*YOUR INSTRUCTIONS*: Search the records for the word "JSON" and pick out every line that has it.

[Records about charts and figures]
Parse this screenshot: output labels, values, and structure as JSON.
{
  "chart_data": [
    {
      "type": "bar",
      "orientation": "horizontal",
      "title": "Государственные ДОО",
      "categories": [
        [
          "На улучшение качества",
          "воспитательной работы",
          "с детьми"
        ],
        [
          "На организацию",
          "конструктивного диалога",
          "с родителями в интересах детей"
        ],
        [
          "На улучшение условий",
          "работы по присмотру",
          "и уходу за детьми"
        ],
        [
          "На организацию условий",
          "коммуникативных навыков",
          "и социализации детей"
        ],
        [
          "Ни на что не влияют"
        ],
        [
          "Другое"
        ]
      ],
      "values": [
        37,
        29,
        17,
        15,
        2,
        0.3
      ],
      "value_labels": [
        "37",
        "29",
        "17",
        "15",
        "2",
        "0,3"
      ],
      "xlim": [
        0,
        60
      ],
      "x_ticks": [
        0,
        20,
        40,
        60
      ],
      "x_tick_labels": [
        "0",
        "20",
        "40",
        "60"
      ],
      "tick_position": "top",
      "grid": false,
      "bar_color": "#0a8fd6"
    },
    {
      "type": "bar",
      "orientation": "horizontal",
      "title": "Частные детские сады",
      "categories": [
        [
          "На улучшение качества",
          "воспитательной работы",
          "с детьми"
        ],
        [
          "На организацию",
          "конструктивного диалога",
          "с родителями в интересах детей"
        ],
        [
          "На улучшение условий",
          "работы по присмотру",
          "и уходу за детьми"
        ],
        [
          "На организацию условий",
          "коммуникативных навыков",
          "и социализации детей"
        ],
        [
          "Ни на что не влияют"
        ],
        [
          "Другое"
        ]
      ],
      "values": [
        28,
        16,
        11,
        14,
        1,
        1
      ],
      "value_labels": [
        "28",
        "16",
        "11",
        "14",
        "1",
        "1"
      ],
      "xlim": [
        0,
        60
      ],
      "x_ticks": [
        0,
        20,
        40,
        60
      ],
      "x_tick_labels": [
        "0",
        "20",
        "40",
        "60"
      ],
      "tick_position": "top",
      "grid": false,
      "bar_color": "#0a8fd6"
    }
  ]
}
--
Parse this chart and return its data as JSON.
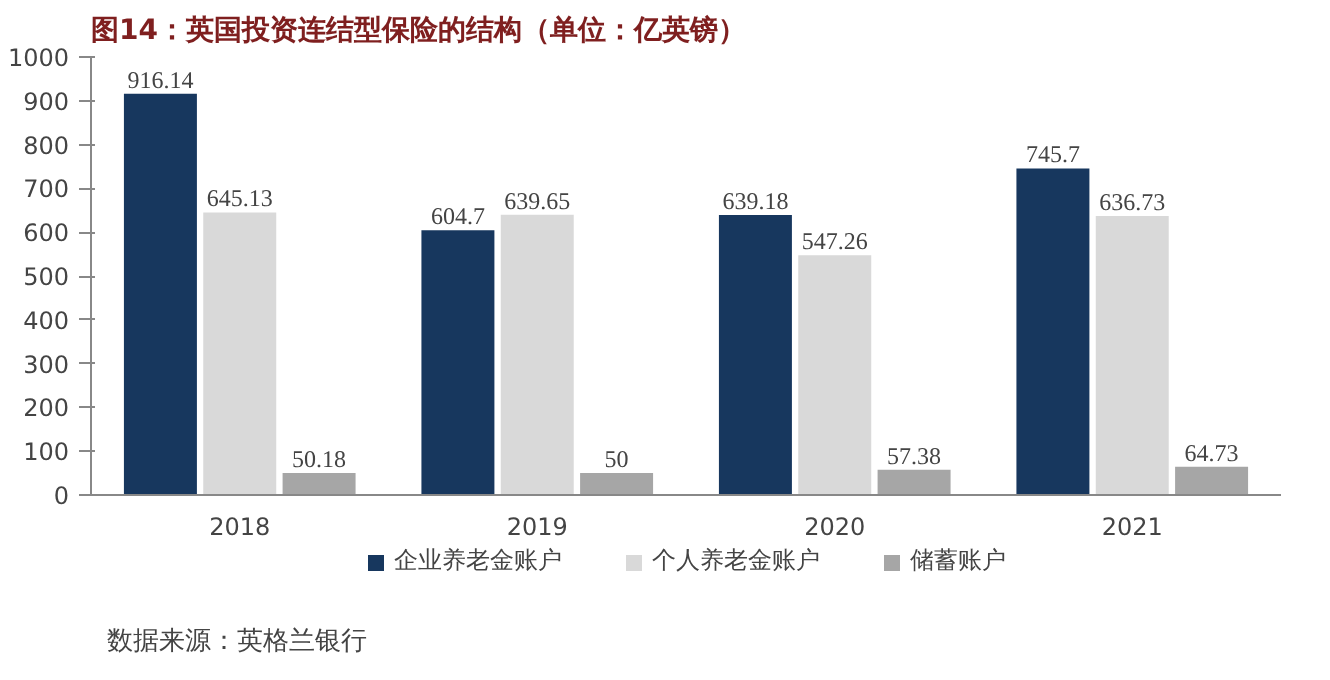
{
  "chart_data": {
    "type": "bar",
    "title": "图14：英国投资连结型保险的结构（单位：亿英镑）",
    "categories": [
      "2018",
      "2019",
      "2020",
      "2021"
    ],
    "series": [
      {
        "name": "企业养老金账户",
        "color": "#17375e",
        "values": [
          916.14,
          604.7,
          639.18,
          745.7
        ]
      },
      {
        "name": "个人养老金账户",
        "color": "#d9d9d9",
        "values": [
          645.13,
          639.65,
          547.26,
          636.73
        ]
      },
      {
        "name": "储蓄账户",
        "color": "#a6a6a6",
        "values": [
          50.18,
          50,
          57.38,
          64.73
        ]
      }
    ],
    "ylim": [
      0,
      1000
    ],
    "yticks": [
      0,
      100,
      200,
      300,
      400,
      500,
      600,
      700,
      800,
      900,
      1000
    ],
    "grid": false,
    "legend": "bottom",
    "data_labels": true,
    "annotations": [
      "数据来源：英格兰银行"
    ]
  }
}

*WRITTEN SOLUTION*:
Parse this screenshot: output labels, values, and structure as JSON.
Parse this chart and return its data as JSON.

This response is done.